§ Required work:
Collect all lines from the listing that include the string "подпись".

|---|

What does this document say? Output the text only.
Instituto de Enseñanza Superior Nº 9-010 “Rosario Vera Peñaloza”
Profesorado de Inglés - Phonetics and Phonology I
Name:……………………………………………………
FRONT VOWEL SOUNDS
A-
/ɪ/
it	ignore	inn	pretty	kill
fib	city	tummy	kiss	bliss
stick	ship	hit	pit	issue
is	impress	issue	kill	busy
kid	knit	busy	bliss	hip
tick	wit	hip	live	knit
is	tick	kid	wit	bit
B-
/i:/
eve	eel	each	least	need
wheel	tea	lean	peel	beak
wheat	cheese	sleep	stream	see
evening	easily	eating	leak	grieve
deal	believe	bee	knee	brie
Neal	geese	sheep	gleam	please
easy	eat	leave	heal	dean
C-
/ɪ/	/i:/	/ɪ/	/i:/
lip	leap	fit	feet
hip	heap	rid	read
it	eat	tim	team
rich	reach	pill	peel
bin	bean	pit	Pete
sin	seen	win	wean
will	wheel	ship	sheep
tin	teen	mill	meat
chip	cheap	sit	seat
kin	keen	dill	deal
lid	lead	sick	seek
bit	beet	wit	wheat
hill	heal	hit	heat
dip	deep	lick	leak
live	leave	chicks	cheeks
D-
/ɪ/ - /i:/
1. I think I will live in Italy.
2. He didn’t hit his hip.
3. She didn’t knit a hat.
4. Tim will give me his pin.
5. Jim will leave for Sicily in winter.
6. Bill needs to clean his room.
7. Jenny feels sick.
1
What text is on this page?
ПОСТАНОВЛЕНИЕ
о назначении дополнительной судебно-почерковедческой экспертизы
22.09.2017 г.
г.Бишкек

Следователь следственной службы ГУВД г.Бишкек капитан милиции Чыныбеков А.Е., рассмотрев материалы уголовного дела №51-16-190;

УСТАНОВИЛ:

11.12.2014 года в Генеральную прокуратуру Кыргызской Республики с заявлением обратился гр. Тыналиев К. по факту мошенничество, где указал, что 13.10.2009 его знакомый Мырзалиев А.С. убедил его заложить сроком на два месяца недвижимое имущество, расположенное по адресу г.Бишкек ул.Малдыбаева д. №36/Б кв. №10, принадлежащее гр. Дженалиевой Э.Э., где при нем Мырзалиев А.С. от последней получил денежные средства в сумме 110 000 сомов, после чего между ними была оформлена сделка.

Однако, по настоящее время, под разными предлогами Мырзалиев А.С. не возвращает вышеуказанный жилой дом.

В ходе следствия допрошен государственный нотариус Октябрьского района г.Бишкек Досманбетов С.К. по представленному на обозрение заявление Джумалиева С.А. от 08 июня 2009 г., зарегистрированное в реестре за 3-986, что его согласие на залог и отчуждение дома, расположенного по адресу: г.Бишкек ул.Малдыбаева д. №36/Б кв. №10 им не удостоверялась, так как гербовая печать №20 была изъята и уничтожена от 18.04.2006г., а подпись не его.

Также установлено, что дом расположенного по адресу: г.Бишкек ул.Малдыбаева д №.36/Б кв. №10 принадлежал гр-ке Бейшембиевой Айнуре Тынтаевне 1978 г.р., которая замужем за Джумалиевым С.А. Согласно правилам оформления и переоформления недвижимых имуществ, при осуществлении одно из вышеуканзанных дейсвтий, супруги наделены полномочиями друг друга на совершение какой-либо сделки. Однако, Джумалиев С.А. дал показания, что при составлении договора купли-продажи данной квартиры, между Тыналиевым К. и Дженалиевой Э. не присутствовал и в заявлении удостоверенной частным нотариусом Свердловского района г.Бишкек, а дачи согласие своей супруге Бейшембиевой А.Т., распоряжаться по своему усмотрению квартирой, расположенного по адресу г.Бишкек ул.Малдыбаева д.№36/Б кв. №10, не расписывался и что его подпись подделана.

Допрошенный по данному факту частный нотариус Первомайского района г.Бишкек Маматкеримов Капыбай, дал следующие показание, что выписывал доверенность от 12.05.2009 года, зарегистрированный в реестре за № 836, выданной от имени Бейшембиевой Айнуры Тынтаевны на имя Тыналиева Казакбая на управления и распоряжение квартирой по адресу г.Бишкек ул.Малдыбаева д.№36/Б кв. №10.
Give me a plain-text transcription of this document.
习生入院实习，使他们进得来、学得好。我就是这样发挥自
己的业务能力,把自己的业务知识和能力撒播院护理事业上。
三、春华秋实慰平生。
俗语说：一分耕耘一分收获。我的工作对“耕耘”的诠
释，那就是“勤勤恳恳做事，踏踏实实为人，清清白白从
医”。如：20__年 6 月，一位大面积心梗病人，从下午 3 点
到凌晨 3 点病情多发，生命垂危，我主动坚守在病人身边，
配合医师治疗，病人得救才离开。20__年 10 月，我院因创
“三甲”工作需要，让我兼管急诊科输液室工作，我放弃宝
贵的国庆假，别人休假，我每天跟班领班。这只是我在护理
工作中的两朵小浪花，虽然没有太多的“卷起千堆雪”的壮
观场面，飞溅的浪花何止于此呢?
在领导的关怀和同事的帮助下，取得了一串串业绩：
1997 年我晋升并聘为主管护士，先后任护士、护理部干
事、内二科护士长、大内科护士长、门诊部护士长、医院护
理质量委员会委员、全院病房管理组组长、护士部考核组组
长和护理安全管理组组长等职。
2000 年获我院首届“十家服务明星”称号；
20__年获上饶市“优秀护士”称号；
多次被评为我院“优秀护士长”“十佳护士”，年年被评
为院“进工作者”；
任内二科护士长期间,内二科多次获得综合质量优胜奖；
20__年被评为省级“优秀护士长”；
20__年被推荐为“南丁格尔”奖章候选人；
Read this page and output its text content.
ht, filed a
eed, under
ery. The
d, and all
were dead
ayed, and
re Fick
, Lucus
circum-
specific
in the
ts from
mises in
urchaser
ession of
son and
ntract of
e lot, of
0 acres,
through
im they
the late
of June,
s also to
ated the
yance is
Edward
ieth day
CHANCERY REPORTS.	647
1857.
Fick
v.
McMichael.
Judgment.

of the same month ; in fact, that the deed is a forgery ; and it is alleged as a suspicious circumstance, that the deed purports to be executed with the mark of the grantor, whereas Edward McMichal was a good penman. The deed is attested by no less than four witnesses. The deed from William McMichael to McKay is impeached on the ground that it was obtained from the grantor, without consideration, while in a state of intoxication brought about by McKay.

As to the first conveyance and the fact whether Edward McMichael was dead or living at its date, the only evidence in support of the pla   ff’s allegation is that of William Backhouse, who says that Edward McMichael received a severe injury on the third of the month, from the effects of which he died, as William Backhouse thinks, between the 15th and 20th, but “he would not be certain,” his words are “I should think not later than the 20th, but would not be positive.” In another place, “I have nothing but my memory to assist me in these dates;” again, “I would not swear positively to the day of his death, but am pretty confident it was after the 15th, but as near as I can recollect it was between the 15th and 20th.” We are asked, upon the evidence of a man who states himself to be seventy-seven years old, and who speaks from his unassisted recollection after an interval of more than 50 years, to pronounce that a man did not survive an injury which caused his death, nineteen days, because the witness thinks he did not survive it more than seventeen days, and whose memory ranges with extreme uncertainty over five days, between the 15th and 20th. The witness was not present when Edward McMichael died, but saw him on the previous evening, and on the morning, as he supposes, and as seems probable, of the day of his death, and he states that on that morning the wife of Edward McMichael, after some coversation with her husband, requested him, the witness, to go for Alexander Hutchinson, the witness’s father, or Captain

|---|

§ Full output:
В ходе следствия допрошен государственный нотариус Октябрьского района г.Бишкек Досманбетов С.К. по представленному на обозрение заявление Джумалиева С.А. от 08 июня 2009 г., зарегистрированное в реестре за 3-986, что его согласие на залог и отчуждение дома, расположенного по адресу: г.Бишкек ул.Малдыбаева д. №36/Б кв. №10 им не удостоверялась, так как гербовая печать №20 была изъята и уничтожена от 18.04.2006г., а подпись не его.
Также установлено, что дом расположенного по адресу: г.Бишкек ул.Малдыбаева д №.36/Б кв. №10 принадлежал гр-ке Бейшембиевой Айнуре Тынтаевне 1978 г.р., которая замужем за Джумалиевым С.А. Согласно правилам оформления и переоформления недвижимых имуществ, при осуществлении одно из вышеуканзанных дейсвтий, супруги наделены полномочиями друг друга на совершение какой-либо сделки. Однако, Джумалиев С.А. дал показания, что при составлении договора купли-продажи данной квартиры, между Тыналиевым К. и Дженалиевой Э. не присутствовал и в заявлении удостоверенной частным нотариусом Свердловского района г.Бишкек, а дачи согласие своей супруге Бейшембиевой А.Т., распоряжаться по своему усмотрению квартирой, расположенного по адресу г.Бишкек ул.Малдыбаева д.№36/Б кв. №10, не расписывался и что его подпись подделана.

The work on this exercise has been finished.